**REQUIREMENTS:** Each line that holds the word "TradingView" is to be identified and copied.

### RECORD EXTRACTS

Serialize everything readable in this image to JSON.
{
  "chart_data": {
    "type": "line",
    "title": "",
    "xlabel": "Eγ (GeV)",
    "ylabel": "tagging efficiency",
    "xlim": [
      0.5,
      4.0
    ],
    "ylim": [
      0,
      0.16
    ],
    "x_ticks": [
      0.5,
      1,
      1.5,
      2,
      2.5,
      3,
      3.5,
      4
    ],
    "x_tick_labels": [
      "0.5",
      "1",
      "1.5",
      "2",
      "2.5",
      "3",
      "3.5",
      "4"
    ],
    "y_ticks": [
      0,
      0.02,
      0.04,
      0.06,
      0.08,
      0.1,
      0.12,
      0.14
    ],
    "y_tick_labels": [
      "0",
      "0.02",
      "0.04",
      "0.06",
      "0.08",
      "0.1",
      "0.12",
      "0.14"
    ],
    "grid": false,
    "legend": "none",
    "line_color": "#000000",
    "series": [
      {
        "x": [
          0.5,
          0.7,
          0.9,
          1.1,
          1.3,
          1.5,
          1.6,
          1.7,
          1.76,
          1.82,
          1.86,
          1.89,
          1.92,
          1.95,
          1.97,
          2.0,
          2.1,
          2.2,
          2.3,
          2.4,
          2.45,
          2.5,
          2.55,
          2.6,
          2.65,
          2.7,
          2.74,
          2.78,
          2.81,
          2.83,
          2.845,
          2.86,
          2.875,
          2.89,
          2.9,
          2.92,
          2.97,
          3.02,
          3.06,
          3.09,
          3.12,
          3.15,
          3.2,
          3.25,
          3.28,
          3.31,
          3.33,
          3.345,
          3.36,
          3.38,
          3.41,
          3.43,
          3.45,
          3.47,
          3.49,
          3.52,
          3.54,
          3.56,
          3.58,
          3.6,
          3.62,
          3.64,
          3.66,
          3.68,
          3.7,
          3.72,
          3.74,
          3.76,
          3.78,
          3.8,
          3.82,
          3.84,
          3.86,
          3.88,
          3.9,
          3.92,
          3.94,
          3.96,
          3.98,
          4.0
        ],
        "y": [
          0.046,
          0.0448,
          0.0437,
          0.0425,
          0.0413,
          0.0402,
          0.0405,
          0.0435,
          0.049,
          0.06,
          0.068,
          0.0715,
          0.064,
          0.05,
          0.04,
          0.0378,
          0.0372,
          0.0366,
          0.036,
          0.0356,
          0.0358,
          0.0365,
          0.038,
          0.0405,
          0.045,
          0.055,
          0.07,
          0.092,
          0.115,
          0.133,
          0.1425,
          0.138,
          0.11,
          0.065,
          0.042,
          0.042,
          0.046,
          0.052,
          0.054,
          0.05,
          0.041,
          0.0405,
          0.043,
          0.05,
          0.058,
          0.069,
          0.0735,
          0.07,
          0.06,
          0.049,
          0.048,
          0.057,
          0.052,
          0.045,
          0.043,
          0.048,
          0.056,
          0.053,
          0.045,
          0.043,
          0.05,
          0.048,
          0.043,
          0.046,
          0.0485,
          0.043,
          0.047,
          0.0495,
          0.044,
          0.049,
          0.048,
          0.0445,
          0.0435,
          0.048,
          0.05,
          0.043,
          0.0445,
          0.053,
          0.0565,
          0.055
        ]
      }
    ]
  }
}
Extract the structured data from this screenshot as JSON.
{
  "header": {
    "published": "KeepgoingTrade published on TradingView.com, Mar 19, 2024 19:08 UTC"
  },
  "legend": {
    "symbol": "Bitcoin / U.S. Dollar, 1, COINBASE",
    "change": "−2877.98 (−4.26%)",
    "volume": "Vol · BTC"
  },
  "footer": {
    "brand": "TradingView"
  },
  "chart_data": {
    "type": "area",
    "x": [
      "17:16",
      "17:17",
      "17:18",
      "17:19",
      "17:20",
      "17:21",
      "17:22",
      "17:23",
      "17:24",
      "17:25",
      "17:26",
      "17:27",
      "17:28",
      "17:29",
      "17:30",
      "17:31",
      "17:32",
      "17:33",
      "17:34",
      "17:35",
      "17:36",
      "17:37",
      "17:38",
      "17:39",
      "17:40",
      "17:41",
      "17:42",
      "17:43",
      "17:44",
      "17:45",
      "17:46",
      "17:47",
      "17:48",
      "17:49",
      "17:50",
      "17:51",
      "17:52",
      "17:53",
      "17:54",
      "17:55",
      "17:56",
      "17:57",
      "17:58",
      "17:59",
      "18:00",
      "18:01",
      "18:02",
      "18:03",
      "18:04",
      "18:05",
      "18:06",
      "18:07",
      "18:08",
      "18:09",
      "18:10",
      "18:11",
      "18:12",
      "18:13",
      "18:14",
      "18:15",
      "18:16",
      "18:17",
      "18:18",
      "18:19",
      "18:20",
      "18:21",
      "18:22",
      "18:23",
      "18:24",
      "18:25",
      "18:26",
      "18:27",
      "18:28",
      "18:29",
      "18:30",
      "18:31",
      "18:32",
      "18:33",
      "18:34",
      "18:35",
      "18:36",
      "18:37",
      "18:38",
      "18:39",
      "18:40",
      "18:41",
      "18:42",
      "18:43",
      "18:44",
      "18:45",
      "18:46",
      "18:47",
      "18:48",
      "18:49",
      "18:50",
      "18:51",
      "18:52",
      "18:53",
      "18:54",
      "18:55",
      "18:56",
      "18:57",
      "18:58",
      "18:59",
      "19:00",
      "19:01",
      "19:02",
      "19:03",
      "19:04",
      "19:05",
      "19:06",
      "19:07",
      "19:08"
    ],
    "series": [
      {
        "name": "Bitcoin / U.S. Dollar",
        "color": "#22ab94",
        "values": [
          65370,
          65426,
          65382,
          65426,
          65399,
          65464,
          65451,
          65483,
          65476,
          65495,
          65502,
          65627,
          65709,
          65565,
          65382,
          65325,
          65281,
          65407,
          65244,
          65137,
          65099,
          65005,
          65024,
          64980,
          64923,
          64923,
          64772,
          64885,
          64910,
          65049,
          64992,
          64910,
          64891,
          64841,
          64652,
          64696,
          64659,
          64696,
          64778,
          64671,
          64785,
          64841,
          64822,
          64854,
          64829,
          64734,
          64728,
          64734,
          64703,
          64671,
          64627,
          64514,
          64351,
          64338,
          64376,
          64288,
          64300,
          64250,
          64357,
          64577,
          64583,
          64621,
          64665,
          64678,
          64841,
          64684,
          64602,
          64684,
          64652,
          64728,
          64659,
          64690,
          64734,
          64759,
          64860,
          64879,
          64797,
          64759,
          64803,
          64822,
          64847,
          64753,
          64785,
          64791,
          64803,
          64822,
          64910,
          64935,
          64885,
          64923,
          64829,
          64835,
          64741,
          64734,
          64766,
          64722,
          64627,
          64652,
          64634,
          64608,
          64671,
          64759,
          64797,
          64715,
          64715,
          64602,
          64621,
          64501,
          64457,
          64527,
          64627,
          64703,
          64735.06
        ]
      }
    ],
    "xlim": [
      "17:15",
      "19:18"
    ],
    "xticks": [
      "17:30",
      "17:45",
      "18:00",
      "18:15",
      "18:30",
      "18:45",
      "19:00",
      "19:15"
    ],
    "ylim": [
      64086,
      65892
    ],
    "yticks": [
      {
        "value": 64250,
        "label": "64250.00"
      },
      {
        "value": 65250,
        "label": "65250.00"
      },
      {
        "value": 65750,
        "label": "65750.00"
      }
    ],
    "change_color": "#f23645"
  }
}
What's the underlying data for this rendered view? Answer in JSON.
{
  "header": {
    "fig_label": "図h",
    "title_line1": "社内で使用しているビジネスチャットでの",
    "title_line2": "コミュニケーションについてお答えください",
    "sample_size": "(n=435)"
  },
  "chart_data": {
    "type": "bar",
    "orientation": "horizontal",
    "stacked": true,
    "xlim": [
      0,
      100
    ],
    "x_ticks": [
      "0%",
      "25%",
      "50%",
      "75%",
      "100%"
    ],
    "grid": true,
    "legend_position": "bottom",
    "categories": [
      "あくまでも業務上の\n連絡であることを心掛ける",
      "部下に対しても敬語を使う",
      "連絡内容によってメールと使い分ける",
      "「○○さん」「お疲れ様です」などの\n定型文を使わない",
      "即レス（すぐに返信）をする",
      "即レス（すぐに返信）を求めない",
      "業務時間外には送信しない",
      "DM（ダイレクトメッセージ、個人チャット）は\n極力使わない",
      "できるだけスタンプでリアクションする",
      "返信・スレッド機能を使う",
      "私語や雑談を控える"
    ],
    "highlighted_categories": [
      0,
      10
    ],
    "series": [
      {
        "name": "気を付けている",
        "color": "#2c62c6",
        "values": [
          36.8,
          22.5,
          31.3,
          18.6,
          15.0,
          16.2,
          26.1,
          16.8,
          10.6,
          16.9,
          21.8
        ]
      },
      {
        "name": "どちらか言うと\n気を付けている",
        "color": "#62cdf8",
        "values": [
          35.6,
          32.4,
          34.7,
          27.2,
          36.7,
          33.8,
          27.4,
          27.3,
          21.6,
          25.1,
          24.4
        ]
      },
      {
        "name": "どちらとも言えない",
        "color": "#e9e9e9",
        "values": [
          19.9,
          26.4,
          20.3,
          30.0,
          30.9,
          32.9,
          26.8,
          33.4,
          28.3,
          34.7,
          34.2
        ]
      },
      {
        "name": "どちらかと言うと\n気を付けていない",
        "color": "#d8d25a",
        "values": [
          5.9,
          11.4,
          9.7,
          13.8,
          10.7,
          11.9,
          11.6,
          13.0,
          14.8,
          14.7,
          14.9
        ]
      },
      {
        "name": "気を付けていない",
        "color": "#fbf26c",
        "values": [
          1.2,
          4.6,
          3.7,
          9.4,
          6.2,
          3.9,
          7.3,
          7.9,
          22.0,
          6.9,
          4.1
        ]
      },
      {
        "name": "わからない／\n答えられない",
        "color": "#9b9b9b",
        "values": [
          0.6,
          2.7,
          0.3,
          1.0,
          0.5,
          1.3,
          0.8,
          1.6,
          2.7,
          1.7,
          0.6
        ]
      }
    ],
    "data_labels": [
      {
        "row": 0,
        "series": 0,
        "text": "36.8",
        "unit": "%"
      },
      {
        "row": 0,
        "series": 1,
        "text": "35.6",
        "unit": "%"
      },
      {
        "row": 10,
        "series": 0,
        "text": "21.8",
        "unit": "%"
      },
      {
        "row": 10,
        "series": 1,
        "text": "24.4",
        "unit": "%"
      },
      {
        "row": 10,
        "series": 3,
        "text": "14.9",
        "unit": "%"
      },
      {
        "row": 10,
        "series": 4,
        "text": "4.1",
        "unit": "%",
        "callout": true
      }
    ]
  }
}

######

**RESPONSE TO THIS TASK:**
    "published": "KeepgoingTrade published on TradingView.com, Mar 19, 2024 19:08 UTC"
    "brand": "TradingView"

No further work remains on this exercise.